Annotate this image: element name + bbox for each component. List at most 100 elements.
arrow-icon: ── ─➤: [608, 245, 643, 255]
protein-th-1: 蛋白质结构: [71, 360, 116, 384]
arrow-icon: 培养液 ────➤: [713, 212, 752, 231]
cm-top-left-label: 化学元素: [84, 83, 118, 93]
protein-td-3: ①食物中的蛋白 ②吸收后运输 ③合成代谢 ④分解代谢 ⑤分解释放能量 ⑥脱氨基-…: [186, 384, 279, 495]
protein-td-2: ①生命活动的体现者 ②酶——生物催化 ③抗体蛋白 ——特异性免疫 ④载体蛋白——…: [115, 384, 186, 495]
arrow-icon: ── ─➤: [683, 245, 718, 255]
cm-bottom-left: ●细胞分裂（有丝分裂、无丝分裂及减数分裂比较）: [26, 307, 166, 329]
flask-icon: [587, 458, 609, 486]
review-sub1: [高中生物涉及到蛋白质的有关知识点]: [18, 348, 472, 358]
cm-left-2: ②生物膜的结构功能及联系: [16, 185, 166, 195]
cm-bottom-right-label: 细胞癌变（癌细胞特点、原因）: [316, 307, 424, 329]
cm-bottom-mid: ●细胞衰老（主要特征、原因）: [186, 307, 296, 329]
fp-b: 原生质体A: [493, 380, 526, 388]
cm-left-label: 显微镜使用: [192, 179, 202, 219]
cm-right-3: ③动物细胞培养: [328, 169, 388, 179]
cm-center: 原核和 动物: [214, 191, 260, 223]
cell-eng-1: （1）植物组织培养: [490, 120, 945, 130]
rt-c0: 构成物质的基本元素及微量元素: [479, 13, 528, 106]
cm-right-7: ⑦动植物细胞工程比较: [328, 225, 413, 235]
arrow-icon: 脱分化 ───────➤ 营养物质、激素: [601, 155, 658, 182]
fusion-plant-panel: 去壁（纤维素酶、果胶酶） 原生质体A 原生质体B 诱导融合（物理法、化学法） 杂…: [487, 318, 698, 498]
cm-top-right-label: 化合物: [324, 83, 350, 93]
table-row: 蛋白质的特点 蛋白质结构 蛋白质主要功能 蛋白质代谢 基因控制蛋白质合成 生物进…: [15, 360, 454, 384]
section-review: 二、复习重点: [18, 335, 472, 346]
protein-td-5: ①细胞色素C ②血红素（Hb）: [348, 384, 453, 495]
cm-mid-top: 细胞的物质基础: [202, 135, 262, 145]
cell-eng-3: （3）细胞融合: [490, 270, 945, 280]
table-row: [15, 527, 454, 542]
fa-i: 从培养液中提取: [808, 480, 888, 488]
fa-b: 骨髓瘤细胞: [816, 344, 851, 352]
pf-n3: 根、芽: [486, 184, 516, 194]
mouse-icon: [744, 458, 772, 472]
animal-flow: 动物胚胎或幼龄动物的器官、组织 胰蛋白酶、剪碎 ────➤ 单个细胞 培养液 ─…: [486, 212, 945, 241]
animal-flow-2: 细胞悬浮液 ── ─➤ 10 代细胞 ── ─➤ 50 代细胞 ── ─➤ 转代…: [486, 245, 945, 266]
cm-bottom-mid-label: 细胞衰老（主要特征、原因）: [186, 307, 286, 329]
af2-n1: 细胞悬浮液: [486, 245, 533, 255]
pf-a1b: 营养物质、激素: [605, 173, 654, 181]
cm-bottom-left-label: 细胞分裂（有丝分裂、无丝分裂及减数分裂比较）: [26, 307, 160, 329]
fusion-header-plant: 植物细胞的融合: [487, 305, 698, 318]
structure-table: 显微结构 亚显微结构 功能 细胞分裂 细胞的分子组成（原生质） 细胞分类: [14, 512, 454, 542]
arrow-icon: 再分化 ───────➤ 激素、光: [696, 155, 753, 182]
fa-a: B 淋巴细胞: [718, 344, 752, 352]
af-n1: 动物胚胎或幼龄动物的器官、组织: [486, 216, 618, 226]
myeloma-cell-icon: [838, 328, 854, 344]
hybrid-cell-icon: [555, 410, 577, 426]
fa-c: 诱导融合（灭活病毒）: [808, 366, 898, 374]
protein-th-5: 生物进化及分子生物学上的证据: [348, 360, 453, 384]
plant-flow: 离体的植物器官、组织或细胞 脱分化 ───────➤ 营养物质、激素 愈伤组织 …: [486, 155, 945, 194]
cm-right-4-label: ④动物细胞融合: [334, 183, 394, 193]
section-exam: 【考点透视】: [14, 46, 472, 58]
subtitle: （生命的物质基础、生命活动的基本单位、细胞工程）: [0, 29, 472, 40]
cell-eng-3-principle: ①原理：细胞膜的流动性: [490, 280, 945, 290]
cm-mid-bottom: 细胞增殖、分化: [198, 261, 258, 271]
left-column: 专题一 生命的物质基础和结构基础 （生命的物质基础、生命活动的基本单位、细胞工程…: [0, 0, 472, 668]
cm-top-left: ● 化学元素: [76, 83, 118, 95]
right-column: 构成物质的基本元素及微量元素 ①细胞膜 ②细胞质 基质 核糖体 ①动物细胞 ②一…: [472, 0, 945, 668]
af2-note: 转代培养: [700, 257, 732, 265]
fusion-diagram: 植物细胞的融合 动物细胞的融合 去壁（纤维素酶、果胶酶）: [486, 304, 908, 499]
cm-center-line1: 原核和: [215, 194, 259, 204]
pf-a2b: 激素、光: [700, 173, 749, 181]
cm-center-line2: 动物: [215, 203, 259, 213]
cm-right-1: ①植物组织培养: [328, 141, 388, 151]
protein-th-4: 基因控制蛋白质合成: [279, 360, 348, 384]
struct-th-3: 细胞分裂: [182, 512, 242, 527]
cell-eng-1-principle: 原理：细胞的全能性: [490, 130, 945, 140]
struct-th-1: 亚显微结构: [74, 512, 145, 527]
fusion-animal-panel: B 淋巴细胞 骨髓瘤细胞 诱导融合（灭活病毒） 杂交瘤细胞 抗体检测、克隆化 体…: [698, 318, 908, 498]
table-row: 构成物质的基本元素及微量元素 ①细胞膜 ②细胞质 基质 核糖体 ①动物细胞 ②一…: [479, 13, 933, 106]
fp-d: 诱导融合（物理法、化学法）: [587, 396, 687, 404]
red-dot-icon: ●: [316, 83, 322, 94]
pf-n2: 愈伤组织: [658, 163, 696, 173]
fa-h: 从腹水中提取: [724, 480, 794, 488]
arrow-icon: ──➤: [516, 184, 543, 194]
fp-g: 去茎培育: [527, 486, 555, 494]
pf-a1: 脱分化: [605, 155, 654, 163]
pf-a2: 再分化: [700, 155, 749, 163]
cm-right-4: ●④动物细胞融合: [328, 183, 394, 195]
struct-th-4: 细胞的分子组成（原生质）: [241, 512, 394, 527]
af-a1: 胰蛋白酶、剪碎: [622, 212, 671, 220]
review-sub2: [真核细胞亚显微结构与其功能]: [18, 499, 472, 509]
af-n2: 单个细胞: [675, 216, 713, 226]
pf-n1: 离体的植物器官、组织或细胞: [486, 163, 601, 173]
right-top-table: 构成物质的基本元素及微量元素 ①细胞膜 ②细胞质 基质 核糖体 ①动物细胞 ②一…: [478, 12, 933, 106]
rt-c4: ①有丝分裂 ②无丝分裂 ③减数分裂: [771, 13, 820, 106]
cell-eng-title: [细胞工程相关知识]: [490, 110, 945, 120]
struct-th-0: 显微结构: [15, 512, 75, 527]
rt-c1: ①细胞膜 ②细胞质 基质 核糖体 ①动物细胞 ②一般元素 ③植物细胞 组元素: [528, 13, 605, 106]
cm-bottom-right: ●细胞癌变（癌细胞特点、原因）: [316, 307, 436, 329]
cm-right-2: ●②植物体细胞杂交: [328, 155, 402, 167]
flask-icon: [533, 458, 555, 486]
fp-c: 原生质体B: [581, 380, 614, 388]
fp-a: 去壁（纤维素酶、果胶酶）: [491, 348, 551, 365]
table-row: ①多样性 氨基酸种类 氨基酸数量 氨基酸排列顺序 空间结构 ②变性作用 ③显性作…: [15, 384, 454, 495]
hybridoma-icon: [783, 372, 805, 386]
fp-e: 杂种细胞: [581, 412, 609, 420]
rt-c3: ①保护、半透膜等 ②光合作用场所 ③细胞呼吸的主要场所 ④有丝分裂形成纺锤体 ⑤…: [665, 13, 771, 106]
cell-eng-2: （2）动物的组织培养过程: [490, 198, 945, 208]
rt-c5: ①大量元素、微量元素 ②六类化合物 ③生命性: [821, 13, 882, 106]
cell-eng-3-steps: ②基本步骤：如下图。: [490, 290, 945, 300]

(What the exercise asks)
Where does the word "离体的植物器官" appear in the listing? List each line that holds it.

(Exercise result)
plant-flow: 离体的植物器官、组织或细胞 脱分化 ───────➤ 营养物质、激素 愈伤组织 …: [486, 155, 945, 194]
pf-n1: 离体的植物器官、组织或细胞: [486, 163, 601, 173]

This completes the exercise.